◆ **Work to do**:
Copy out all the data, word for word.

■ ■ ■ ■ ■

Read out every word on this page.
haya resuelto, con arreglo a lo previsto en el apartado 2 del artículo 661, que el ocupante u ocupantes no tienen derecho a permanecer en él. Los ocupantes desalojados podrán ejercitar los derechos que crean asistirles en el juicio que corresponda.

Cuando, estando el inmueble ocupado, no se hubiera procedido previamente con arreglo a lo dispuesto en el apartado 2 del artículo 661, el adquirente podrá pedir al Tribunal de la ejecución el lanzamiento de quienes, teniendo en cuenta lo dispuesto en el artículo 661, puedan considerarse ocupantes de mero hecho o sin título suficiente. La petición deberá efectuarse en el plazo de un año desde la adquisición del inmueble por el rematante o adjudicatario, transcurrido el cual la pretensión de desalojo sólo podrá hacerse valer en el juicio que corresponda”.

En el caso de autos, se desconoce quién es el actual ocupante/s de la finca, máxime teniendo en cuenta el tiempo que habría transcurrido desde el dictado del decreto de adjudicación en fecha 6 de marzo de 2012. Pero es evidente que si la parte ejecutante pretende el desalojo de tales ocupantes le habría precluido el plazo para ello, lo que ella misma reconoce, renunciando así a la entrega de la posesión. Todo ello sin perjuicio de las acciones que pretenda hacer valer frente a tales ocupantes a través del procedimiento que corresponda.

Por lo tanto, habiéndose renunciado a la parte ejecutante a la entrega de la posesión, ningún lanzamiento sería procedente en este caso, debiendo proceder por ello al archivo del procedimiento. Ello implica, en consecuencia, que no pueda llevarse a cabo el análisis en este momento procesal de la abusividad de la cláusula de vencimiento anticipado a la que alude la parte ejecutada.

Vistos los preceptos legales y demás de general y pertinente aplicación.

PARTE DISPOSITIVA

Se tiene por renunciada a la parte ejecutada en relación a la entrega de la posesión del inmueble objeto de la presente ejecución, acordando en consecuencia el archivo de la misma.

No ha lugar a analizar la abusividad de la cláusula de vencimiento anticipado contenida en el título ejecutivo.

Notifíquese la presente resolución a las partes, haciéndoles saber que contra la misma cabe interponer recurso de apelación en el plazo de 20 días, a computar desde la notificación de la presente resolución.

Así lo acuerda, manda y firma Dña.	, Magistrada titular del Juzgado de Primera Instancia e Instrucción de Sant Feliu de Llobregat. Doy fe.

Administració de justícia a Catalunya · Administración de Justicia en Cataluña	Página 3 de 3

■ ■ ■ ■ ■

◆ **Output for this exercise**:
Read out every word on this page.
haya resuelto, con arreglo a lo previsto en el apartado 2 del artículo 661, que el ocupante u ocupantes no tienen derecho a permanecer en él. Los ocupantes desalojados podrán ejercitar los derechos que crean asistirles en el juicio que corresponda.

Cuando, estando el inmueble ocupado, no se hubiera procedido previamente con arreglo a lo dispuesto en el apartado 2 del artículo 661, el adquirente podrá pedir al Tribunal de la ejecución el lanzamiento de quienes, teniendo en cuenta lo dispuesto en el artículo 661, puedan considerarse ocupantes de mero hecho o sin título suficiente. La petición deberá efectuarse en el plazo de un año desde la adquisición del inmueble por el rematante o adjudicatario, transcurrido el cual la pretensión de desalojo sólo podrá hacerse valer en el juicio que corresponda”.

En el caso de autos, se desconoce quién es el actual ocupante/s de la finca, máxime teniendo en cuenta el tiempo que habría transcurrido desde el dictado del decreto de adjudicación en fecha 6 de marzo de 2012. Pero es evidente que si la parte ejecutante pretende el desalojo de tales ocupantes le habría precluido el plazo para ello, lo que ella misma reconoce, renunciando así a la entrega de la posesión. Todo ello sin perjuicio de las acciones que pretenda hacer valer frente a tales ocupantes a través del procedimiento que corresponda.

Por lo tanto, habiéndose renunciado a la parte ejecutante a la entrega de la posesión, ningún lanzamiento sería procedente en este caso, debiendo proceder por ello al archivo del procedimiento. Ello implica, en consecuencia, que no pueda llevarse a cabo el análisis en este momento procesal de la abusividad de la cláusula de vencimiento anticipado a la que alude la parte ejecutada.

Vistos los preceptos legales y demás de general y pertinente aplicación.

PARTE DISPOSITIVA

Se tiene por renunciada a la parte ejecutada en relación a la entrega de la posesión del inmueble objeto de la presente ejecución, acordando en consecuencia el archivo de la misma.

No ha lugar a analizar la abusividad de la cláusula de vencimiento anticipado contenida en el título ejecutivo.

Notifíquese la presente resolución a las partes, haciéndoles saber que contra la misma cabe interponer recurso de apelación en el plazo de 20 días, a computar desde la notificación de la presente resolución.

Así lo acuerda, manda y firma Dña.	, Magistrada titular del Juzgado de Primera Instancia e Instrucción de Sant Feliu de Llobregat. Doy fe.

Administració de justícia a Catalunya · Administración de Justicia en Cataluña	Página 3 de 3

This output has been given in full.